■ **WHAT THE TASK REQUIRES**
Report how many lines of the following entries include the string "Корреляционная"; respond with the number alone.

■ **Excerpts from a figure dataset**
• • •
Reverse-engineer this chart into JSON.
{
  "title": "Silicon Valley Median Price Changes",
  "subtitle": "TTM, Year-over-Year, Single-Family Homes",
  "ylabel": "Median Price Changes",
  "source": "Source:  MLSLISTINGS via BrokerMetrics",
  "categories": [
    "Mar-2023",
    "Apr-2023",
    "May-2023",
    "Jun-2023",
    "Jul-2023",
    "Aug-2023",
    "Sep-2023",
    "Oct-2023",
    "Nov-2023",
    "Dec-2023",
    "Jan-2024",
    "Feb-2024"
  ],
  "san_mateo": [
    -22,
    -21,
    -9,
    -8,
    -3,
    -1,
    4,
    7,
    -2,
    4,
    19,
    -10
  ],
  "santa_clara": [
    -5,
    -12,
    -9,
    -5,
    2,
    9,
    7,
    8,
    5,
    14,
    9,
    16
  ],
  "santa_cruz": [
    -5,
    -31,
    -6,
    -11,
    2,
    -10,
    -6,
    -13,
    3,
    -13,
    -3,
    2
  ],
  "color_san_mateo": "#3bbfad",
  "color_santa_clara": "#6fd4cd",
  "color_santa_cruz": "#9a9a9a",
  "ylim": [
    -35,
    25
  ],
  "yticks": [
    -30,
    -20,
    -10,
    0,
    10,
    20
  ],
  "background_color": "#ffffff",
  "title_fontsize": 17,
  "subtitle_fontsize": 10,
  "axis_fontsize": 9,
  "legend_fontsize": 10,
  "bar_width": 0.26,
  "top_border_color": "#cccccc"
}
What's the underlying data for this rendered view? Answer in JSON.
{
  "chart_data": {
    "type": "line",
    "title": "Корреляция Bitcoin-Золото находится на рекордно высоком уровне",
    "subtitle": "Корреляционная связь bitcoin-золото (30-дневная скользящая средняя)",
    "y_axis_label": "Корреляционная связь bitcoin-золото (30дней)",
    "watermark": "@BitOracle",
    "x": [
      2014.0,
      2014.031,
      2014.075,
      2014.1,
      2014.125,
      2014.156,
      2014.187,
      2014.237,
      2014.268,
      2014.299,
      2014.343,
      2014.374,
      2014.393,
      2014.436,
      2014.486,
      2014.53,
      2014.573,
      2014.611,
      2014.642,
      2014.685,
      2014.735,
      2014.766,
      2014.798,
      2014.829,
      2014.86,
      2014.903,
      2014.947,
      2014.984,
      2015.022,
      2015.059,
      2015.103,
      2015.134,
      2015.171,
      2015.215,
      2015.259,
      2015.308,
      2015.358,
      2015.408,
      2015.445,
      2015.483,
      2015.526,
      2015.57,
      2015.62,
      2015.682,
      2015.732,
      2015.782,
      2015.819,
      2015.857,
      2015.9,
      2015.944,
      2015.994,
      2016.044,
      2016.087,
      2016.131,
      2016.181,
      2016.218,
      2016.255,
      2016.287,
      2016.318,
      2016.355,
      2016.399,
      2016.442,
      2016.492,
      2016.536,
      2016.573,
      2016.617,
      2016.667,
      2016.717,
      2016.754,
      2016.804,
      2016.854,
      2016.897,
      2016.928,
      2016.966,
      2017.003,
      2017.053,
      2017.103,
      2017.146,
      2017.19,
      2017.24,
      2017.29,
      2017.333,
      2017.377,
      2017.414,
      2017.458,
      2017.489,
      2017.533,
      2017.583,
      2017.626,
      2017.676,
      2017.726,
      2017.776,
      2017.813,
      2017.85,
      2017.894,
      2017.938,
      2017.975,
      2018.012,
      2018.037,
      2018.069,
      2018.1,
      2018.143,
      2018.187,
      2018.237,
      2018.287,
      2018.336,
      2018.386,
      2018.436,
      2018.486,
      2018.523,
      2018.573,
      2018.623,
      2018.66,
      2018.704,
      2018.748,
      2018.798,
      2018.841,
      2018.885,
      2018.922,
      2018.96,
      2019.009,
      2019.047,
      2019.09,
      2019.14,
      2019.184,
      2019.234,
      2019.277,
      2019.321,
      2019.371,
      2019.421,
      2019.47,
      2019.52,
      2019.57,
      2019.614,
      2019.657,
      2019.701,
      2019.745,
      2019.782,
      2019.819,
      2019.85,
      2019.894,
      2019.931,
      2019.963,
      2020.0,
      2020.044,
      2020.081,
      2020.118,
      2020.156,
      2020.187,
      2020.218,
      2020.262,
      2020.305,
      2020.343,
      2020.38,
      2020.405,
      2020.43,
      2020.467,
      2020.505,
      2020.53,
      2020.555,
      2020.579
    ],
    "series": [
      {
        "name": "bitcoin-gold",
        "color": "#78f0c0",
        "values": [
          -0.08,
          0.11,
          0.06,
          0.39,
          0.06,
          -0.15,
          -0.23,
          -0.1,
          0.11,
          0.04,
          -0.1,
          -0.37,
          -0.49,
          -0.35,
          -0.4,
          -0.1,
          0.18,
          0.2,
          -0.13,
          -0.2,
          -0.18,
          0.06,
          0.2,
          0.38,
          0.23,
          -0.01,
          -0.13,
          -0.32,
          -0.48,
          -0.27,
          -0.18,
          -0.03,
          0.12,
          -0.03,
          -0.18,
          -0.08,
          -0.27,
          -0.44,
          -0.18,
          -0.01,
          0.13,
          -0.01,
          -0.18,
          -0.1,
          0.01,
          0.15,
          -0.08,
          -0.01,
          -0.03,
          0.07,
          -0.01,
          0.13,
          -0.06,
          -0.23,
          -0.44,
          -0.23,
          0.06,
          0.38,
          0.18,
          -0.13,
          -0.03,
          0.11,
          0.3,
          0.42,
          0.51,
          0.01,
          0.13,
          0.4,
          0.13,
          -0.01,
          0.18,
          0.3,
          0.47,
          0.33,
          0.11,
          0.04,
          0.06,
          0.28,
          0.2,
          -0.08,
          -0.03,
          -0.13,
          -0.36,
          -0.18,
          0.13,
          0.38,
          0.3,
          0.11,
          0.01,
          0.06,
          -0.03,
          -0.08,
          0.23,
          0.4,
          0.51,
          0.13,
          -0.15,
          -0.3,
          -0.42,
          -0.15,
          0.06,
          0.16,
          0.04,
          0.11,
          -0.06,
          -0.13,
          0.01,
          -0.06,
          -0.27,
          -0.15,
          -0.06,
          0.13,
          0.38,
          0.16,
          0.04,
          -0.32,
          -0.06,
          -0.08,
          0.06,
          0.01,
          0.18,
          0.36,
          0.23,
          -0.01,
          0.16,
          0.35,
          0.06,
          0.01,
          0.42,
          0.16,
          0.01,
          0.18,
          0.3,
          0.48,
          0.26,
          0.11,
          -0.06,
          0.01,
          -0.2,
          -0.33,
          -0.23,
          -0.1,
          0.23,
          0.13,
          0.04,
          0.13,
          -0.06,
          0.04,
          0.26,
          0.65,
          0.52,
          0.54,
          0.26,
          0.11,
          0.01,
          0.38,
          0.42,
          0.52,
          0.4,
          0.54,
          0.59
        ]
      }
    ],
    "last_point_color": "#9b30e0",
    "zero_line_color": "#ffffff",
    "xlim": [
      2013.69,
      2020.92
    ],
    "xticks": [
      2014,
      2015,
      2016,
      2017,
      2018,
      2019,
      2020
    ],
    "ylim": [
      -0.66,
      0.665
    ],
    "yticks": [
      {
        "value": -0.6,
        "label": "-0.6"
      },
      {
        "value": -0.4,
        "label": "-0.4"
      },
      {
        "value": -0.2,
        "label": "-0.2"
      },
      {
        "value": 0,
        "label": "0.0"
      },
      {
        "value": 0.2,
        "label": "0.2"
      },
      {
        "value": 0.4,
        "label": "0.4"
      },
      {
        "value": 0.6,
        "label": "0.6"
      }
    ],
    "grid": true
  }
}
• • •
■ **TASK RESPONSE**
2